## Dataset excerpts
....
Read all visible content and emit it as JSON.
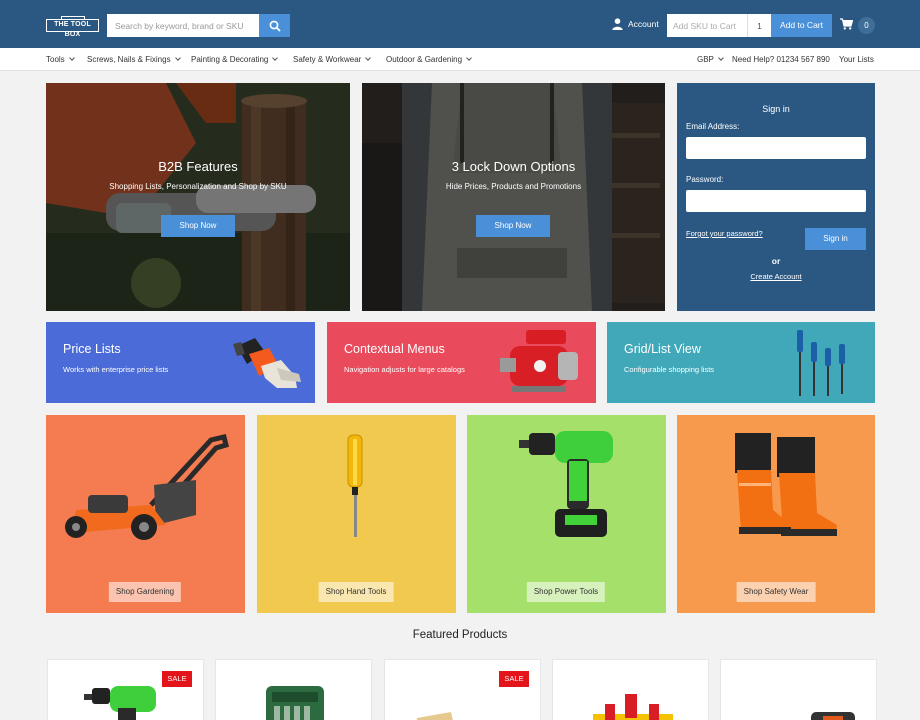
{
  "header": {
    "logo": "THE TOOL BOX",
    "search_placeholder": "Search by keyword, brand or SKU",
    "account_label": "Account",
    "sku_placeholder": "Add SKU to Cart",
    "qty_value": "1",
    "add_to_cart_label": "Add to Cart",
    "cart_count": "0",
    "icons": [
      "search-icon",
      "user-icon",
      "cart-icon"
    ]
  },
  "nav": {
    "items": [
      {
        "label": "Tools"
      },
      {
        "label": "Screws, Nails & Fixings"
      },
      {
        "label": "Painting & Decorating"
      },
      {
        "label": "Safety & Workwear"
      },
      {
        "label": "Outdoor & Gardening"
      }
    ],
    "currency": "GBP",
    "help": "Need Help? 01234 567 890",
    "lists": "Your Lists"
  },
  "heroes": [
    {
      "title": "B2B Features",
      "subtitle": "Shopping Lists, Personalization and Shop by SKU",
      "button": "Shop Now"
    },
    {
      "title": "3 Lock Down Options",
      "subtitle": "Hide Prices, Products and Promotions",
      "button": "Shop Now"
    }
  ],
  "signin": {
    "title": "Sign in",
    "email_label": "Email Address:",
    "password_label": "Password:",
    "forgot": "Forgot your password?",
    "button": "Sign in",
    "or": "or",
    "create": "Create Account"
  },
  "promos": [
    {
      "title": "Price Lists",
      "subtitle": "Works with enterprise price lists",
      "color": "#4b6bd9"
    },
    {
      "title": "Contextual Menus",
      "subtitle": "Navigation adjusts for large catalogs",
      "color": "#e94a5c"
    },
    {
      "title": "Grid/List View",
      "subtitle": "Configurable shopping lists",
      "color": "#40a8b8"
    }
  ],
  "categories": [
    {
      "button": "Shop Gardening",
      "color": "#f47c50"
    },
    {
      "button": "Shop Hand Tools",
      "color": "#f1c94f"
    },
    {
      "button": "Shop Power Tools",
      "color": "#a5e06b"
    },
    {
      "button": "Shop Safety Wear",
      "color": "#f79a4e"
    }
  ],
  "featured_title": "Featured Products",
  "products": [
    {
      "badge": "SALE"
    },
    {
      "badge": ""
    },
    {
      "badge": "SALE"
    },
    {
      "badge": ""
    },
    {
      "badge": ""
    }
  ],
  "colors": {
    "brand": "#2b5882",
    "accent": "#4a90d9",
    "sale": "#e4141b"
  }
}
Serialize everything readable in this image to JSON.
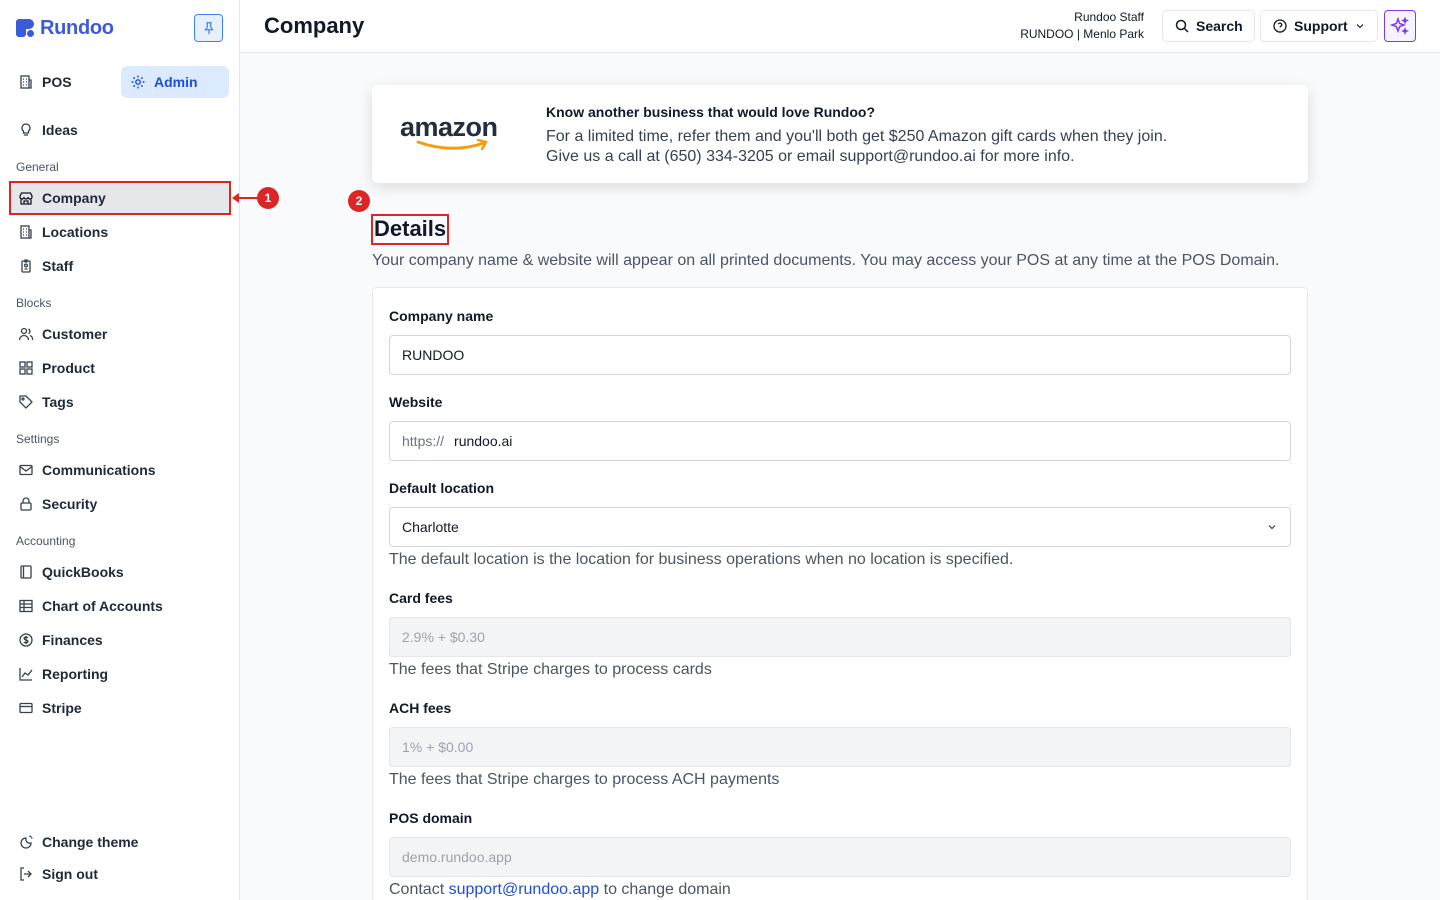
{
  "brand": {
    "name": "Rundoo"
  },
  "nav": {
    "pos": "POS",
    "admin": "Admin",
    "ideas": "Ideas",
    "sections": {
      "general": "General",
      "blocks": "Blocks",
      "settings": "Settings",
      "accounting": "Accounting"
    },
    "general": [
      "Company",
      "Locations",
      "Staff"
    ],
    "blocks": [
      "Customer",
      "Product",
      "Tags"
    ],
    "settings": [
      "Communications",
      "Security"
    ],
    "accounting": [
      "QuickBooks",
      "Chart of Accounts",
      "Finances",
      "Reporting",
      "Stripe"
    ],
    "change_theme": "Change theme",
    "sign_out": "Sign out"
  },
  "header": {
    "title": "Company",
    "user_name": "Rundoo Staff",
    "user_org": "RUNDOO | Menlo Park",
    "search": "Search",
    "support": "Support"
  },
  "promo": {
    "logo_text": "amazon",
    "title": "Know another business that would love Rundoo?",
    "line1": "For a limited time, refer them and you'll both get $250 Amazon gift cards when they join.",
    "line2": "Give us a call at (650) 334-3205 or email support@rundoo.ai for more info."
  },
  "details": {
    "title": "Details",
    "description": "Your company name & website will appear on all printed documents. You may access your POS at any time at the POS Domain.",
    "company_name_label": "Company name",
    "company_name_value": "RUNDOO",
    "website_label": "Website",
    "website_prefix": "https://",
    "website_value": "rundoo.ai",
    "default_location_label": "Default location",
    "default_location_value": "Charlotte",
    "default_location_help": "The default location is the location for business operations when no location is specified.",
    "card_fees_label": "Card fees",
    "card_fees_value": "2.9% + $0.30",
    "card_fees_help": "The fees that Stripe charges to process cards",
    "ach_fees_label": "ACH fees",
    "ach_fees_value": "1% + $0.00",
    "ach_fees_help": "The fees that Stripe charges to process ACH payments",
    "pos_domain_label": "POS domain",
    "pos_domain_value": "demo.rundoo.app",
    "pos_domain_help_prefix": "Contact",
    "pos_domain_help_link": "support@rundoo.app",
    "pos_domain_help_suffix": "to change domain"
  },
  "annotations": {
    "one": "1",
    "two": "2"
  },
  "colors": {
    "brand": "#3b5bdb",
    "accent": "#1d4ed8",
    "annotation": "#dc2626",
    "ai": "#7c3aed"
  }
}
....
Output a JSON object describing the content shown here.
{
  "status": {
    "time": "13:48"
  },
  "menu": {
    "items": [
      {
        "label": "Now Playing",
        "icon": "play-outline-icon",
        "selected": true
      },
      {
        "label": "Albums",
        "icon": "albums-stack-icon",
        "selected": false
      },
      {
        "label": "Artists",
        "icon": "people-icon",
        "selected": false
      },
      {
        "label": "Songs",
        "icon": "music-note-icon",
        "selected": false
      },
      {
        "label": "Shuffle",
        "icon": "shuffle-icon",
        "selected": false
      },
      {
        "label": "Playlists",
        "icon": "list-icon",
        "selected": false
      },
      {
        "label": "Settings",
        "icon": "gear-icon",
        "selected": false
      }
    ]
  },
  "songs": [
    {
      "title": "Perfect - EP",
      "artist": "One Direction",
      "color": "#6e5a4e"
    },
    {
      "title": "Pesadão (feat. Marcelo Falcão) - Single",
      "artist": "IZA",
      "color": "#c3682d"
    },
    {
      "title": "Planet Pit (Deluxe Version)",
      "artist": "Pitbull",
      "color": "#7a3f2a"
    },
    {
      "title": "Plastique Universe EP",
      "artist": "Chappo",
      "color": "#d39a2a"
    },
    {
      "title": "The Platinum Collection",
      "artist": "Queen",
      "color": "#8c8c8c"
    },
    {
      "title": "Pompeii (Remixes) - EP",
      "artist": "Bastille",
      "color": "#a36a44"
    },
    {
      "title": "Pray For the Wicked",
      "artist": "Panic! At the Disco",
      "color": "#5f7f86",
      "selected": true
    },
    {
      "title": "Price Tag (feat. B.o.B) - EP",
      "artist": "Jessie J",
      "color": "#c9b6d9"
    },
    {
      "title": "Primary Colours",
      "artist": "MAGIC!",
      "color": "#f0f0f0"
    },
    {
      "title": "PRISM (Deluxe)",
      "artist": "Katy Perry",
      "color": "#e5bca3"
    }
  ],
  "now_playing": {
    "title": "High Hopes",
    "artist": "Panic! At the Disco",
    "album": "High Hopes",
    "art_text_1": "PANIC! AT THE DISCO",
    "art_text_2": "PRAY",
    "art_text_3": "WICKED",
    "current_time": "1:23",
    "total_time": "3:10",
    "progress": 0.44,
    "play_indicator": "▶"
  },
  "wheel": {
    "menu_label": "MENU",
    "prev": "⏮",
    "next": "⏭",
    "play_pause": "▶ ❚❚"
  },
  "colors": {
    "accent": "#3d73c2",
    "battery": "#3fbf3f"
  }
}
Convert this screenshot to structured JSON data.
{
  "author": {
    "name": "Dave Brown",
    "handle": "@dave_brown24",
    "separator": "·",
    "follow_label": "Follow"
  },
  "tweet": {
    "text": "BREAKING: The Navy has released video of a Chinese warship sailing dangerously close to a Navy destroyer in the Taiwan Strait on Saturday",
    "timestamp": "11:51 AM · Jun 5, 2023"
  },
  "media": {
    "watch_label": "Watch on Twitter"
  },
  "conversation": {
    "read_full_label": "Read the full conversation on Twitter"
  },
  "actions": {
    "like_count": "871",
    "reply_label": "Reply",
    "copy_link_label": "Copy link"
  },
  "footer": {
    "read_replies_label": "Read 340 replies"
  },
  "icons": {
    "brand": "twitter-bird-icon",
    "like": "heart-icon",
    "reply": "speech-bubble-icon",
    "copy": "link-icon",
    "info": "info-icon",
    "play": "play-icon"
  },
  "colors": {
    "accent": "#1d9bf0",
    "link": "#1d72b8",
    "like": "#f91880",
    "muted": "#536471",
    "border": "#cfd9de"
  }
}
....
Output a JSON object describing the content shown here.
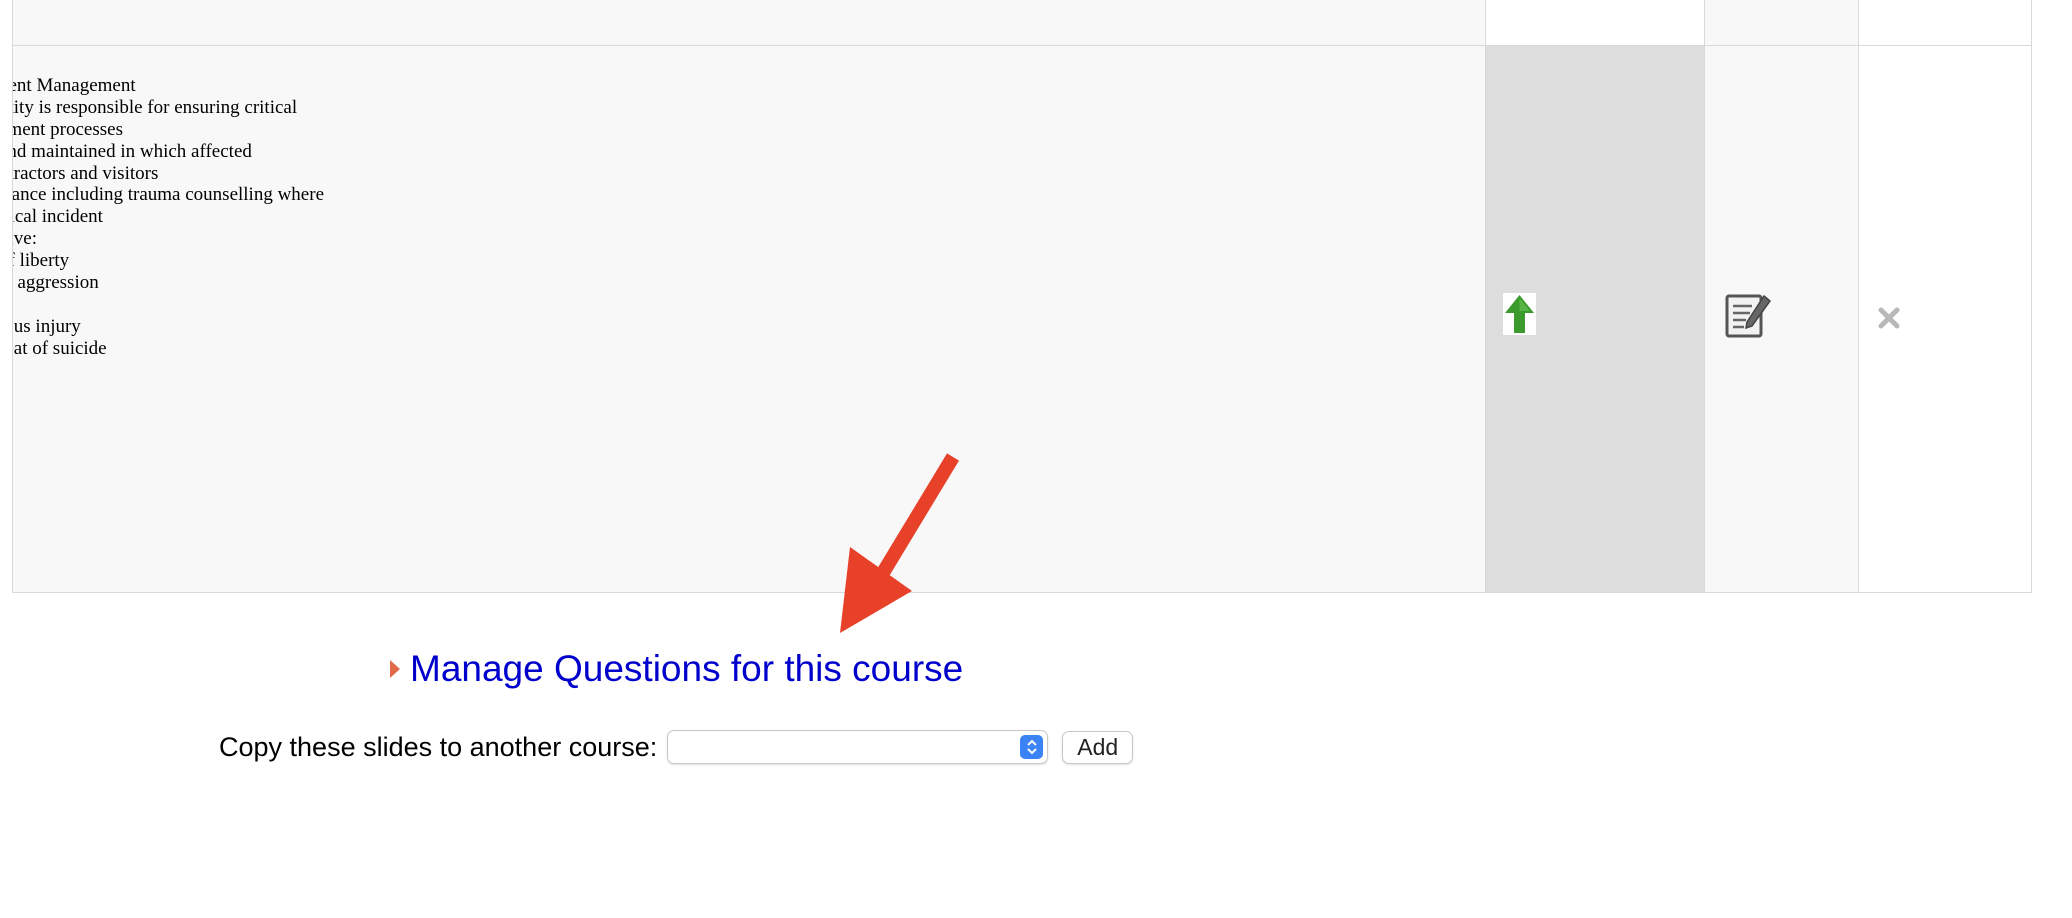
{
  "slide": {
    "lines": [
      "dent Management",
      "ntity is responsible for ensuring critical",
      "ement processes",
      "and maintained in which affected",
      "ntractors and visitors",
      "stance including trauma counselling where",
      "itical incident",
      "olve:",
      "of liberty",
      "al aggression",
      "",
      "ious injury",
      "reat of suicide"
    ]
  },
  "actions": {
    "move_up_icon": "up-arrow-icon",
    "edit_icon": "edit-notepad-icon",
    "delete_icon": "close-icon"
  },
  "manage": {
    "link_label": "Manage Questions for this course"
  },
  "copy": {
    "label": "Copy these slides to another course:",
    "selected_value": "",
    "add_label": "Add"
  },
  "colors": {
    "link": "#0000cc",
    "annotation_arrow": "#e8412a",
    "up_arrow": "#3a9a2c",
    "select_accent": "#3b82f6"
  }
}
....
## Written exercise
Count how many lines of the material hold the string "cards". Give the number and nothing more.

## Written solution
2